━━━━━ THE RECORDS ━━━━━
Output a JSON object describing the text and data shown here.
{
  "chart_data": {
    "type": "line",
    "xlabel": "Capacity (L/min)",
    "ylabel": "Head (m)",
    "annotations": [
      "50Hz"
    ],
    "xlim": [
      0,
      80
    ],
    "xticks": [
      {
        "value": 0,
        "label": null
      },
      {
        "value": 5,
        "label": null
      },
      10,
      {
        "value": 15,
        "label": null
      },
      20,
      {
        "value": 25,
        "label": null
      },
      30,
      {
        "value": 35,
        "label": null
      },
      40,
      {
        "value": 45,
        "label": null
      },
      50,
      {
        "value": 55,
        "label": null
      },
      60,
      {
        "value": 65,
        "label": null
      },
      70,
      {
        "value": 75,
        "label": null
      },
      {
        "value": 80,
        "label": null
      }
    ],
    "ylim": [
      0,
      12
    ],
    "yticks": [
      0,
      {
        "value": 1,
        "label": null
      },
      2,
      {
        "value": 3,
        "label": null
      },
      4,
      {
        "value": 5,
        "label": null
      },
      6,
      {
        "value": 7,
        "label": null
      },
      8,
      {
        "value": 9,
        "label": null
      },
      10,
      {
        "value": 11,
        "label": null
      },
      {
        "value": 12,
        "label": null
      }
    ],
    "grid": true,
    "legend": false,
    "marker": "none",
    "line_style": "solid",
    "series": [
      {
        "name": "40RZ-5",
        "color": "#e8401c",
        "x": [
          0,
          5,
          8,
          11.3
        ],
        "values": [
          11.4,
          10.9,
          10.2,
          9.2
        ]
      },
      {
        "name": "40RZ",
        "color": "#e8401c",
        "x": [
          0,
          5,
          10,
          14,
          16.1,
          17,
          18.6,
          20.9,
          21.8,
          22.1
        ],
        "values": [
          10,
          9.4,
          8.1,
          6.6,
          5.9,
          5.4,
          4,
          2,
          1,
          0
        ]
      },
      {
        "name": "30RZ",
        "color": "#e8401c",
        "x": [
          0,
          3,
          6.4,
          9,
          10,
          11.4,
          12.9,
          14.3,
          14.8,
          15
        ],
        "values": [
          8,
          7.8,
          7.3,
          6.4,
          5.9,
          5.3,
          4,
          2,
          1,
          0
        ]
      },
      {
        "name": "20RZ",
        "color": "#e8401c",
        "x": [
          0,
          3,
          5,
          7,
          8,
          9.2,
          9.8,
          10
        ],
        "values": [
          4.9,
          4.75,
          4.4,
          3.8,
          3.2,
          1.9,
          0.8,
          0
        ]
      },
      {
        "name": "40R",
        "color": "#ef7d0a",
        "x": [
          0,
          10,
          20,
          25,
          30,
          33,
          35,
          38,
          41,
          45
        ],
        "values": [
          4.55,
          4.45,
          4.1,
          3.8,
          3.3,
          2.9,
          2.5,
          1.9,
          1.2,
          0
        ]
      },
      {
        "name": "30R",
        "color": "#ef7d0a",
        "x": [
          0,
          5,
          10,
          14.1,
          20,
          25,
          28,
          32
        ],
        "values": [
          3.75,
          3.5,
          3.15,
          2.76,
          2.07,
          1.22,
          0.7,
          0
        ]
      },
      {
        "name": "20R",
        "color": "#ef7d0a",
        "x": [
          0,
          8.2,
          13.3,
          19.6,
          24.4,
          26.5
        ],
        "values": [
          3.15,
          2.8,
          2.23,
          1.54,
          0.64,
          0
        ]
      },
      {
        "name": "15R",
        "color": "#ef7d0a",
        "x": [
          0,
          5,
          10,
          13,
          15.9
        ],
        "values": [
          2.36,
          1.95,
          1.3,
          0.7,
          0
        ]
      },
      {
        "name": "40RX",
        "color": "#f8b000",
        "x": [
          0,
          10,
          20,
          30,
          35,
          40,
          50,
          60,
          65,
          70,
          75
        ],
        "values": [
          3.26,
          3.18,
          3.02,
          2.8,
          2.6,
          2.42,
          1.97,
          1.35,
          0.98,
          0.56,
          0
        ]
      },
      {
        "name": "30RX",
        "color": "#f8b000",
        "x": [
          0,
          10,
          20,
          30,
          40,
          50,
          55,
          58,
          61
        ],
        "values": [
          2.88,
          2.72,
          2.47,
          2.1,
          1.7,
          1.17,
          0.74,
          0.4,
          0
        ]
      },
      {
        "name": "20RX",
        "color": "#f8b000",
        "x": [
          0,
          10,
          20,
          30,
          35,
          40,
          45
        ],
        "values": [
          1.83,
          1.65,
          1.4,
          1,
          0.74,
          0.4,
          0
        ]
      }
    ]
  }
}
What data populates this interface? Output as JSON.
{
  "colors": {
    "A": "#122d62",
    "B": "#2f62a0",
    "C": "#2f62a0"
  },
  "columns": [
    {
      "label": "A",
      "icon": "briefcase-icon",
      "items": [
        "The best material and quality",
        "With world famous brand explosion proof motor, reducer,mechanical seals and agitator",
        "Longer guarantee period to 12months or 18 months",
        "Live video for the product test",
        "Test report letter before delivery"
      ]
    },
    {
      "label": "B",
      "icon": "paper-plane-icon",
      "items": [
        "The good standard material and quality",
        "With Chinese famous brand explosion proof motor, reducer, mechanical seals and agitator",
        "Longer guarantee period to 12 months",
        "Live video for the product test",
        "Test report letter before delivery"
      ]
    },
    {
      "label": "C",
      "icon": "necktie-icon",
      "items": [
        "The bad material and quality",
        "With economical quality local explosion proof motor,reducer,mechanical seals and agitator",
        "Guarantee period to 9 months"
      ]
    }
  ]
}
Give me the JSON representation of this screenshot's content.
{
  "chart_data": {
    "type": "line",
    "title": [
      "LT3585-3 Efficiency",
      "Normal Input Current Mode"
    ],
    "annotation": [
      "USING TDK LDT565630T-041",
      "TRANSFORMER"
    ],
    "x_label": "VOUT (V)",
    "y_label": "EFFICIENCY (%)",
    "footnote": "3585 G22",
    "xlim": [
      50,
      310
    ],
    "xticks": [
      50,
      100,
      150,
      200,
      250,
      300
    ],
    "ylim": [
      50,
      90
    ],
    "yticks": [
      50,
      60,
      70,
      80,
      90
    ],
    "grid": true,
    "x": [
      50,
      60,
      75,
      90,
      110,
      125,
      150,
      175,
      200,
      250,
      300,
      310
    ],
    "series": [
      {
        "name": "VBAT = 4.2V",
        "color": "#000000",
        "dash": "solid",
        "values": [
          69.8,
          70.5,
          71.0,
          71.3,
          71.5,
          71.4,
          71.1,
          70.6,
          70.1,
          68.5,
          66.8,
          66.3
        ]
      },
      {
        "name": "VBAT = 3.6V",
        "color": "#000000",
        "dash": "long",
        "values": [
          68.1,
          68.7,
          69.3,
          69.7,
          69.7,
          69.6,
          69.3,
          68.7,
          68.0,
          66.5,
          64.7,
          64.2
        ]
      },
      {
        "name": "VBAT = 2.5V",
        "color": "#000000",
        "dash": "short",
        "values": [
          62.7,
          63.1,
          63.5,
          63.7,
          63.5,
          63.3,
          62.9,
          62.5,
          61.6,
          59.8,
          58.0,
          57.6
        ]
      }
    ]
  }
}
━━━━━
# TO DO:
Across the data, tally the lines containing "Longer" and give back the number alone.

# COMPLETED EXERCISE:
2